Given request: Find every line in the records below that holds the word "JSON", and copy it out.

[Dataset excerpt]
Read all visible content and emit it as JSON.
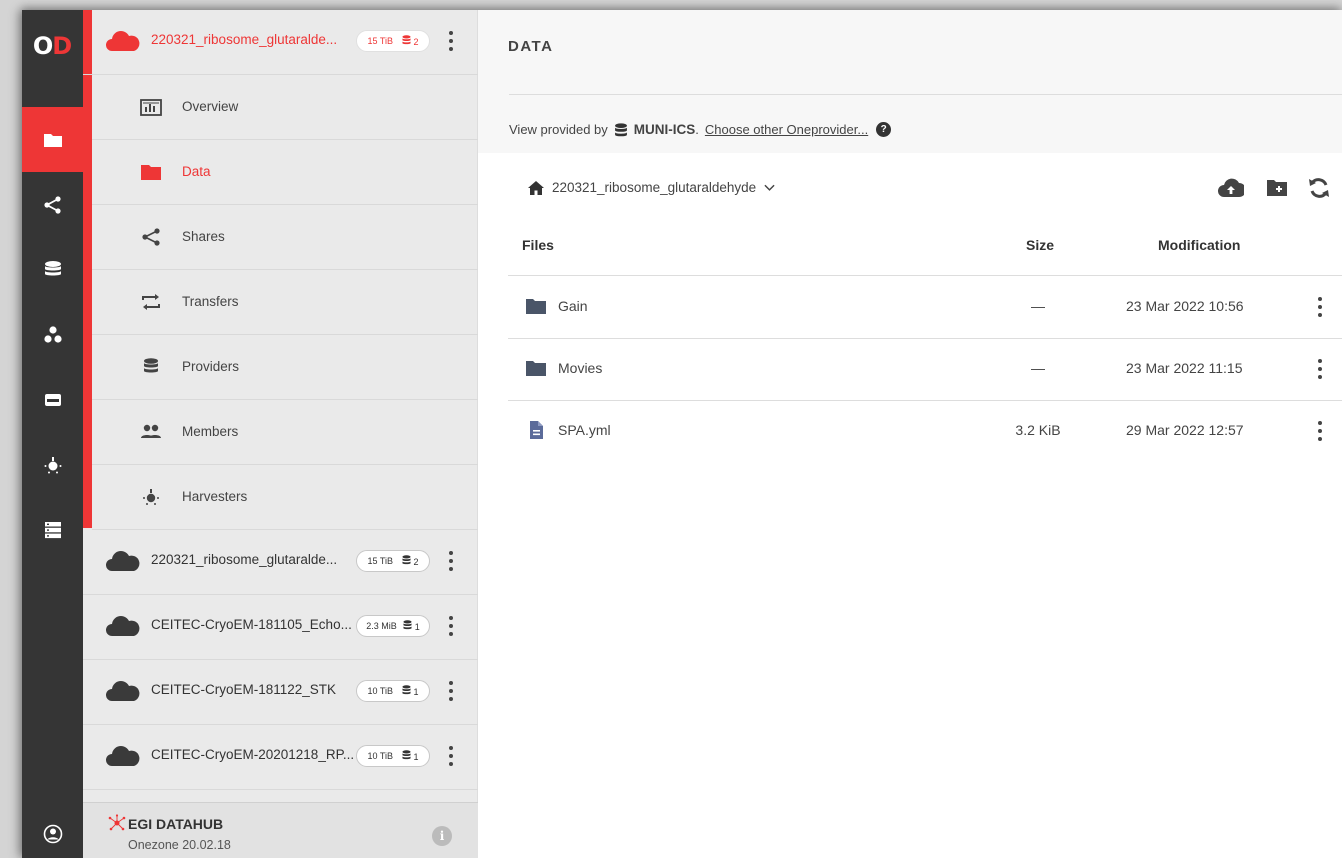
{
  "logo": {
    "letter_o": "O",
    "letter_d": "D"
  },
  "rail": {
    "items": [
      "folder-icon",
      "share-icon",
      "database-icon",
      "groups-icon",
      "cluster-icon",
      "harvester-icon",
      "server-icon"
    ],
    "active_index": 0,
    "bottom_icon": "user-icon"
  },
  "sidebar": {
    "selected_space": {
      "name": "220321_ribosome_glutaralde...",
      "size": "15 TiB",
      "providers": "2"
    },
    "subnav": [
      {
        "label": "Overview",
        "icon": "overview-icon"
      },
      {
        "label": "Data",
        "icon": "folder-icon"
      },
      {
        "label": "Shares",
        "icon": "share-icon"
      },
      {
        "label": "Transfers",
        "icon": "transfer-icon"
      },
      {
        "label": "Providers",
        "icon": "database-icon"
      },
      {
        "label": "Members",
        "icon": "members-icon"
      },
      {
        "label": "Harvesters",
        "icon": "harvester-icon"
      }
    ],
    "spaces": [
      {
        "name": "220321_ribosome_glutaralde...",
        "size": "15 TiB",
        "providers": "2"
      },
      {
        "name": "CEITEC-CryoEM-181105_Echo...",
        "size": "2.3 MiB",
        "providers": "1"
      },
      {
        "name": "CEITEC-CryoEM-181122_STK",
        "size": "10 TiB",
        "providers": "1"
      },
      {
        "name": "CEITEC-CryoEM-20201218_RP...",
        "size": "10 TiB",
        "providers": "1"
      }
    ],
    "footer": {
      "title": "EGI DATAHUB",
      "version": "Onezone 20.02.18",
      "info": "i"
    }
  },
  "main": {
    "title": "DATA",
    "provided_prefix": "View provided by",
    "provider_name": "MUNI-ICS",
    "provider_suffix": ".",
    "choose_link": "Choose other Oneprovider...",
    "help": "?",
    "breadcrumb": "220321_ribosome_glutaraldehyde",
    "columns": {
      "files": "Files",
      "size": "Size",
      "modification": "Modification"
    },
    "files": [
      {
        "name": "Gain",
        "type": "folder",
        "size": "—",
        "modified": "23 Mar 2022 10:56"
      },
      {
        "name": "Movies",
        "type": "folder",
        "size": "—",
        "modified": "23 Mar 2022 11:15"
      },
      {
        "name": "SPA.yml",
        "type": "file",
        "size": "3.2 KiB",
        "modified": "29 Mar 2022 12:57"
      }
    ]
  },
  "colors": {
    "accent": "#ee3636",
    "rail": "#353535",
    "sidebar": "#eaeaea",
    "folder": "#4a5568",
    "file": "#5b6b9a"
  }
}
---
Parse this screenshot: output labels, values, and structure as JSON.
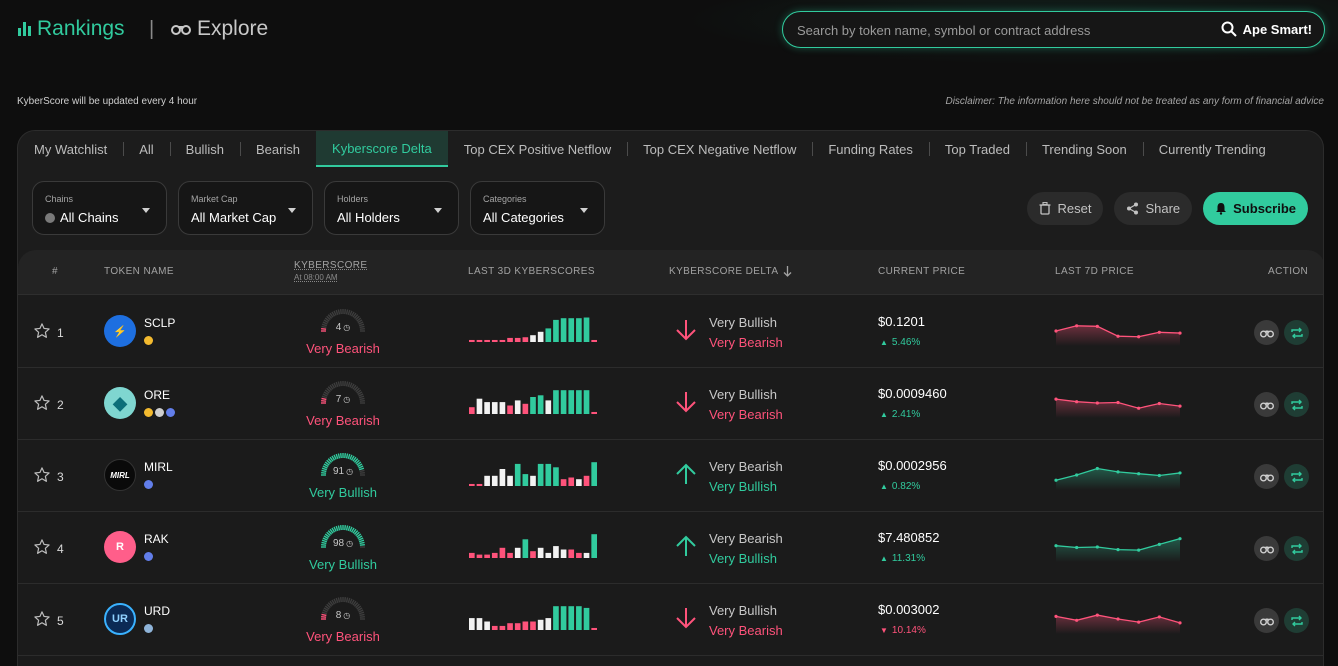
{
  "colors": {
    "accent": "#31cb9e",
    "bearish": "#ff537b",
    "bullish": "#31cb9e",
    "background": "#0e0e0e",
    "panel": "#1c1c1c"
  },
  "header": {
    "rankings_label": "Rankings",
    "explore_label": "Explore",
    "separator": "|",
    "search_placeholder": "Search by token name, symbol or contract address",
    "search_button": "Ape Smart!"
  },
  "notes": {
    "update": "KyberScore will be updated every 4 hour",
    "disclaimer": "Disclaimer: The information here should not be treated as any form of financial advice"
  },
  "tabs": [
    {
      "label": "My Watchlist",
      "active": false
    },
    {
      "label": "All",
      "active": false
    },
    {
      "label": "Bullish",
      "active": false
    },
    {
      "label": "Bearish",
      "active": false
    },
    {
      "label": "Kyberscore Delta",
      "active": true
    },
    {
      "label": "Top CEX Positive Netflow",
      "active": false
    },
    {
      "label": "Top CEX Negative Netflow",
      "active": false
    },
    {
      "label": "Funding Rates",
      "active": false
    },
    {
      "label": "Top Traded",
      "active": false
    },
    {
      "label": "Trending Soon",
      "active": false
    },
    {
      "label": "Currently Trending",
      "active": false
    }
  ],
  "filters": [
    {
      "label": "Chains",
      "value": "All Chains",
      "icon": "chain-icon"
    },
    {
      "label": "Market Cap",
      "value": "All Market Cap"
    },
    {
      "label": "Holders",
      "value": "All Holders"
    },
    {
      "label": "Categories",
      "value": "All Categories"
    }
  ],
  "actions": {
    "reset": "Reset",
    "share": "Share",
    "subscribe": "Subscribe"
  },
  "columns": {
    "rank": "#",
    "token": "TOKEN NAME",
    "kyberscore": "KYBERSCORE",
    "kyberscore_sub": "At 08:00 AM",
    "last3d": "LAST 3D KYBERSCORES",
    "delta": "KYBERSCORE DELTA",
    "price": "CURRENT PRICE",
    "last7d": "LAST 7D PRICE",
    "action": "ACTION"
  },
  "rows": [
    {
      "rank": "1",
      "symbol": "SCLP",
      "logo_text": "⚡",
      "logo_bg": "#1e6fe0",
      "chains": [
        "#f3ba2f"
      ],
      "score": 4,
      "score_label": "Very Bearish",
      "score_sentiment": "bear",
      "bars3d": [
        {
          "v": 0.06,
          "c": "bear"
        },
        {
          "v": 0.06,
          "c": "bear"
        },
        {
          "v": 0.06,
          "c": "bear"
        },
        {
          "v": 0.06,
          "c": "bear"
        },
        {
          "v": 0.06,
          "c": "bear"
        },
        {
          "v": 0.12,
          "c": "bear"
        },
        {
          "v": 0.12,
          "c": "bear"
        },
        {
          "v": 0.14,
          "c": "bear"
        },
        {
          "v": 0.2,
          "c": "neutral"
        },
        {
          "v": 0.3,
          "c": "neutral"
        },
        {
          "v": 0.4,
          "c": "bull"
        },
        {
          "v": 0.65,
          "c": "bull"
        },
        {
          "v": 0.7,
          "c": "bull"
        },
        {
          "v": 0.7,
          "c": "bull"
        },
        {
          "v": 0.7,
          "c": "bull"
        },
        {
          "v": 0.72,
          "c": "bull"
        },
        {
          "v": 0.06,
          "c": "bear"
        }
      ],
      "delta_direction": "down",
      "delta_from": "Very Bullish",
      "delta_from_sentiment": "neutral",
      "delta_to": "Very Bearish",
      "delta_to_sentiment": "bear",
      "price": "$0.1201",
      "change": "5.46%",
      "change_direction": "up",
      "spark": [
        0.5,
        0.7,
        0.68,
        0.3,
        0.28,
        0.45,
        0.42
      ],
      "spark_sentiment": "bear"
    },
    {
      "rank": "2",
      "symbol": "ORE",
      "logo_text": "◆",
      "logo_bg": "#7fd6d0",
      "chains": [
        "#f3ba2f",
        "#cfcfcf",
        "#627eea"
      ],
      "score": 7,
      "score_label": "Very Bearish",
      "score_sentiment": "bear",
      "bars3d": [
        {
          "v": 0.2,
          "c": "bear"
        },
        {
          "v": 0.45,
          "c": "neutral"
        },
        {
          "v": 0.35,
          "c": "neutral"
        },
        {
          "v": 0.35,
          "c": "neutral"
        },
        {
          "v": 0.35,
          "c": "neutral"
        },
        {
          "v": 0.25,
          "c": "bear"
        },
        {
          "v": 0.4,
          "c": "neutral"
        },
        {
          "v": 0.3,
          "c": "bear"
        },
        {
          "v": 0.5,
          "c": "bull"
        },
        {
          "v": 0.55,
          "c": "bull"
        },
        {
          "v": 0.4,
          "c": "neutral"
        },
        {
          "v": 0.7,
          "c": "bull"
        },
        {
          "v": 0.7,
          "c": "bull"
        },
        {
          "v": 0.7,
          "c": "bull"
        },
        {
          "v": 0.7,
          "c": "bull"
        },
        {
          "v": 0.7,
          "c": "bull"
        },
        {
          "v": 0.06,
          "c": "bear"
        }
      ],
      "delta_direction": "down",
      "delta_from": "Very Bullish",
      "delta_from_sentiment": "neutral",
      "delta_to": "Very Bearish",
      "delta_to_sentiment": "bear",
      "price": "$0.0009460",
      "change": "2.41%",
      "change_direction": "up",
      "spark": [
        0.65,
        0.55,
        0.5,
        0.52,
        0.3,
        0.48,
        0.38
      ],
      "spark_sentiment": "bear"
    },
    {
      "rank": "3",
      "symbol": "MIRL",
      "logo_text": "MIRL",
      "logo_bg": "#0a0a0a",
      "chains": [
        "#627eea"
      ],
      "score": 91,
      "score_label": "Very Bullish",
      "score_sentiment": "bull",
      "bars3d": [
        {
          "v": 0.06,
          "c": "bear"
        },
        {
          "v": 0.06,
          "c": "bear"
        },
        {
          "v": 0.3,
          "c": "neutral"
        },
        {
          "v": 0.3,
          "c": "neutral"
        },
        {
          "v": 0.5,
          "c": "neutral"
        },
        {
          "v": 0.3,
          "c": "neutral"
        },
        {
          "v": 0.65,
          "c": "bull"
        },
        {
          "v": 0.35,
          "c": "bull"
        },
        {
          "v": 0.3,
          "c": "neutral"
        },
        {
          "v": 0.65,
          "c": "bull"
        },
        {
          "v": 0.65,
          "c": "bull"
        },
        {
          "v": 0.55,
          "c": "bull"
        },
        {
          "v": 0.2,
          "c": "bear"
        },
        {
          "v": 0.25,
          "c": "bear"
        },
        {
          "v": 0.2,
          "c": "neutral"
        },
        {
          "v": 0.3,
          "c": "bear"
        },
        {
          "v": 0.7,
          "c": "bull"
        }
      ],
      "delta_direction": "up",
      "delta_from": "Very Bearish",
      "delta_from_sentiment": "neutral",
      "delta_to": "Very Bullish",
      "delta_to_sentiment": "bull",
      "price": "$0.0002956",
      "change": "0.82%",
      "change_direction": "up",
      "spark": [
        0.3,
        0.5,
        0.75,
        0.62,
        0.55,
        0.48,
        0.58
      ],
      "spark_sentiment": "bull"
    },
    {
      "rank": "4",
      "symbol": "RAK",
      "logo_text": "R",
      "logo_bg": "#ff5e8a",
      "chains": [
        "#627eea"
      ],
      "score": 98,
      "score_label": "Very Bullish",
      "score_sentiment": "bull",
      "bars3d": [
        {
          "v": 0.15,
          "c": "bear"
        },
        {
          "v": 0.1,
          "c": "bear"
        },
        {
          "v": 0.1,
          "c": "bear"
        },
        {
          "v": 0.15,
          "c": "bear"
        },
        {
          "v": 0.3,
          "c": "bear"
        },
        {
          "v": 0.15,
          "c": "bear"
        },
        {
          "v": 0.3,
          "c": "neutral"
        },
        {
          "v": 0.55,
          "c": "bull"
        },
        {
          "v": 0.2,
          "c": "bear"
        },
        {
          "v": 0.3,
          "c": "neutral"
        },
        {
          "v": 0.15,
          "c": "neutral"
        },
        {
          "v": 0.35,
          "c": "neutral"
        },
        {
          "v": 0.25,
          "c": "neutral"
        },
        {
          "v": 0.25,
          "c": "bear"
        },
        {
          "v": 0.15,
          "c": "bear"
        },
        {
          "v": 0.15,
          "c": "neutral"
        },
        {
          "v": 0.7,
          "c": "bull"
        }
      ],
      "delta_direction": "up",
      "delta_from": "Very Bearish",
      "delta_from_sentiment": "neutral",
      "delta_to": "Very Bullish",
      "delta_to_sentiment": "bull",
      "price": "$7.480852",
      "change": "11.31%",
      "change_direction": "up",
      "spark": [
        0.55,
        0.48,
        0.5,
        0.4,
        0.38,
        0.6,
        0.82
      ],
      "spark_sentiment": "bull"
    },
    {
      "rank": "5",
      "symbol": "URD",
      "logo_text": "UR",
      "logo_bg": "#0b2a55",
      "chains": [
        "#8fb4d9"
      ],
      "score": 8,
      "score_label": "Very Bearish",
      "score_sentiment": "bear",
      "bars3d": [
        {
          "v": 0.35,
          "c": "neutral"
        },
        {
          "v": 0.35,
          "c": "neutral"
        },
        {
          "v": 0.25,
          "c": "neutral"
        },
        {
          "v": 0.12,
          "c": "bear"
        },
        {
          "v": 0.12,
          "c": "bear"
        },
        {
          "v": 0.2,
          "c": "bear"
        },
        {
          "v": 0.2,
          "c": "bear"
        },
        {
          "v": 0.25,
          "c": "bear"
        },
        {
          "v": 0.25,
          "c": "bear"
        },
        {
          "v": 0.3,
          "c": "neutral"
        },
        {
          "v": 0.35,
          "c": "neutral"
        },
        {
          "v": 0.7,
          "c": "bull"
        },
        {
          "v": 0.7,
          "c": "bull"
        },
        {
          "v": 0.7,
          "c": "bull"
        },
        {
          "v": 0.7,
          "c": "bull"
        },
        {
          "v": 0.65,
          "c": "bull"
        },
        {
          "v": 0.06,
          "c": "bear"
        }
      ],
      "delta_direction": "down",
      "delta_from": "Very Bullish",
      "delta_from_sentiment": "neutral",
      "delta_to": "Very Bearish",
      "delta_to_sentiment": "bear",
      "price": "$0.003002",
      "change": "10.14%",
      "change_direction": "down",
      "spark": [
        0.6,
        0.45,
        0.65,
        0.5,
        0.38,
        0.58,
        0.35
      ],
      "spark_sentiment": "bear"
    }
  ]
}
==
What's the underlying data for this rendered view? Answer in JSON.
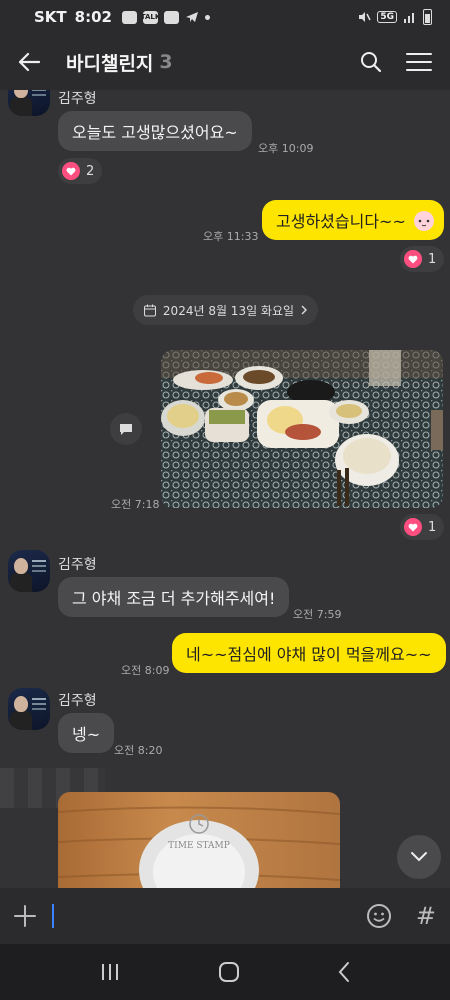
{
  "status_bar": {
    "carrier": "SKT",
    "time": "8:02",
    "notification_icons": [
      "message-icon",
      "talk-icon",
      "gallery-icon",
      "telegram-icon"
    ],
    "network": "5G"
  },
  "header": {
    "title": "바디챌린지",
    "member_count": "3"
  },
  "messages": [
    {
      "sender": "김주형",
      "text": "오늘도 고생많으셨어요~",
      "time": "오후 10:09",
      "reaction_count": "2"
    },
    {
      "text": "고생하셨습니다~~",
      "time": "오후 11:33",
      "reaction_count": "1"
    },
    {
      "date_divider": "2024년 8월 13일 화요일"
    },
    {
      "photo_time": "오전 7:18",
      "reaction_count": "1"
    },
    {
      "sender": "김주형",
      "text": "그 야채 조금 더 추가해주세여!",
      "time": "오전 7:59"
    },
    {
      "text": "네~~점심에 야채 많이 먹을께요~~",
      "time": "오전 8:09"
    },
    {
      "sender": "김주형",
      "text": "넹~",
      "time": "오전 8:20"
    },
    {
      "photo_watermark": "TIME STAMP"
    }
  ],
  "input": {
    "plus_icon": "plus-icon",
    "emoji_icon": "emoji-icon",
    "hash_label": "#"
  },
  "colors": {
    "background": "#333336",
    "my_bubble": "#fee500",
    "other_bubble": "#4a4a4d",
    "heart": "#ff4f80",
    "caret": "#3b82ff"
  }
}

Finished answer:
Read all visible content and emit it as JSON.
Parse this screenshot: output labels, values, and structure as JSON.
What's the underlying data for this rendered view? Answer in JSON.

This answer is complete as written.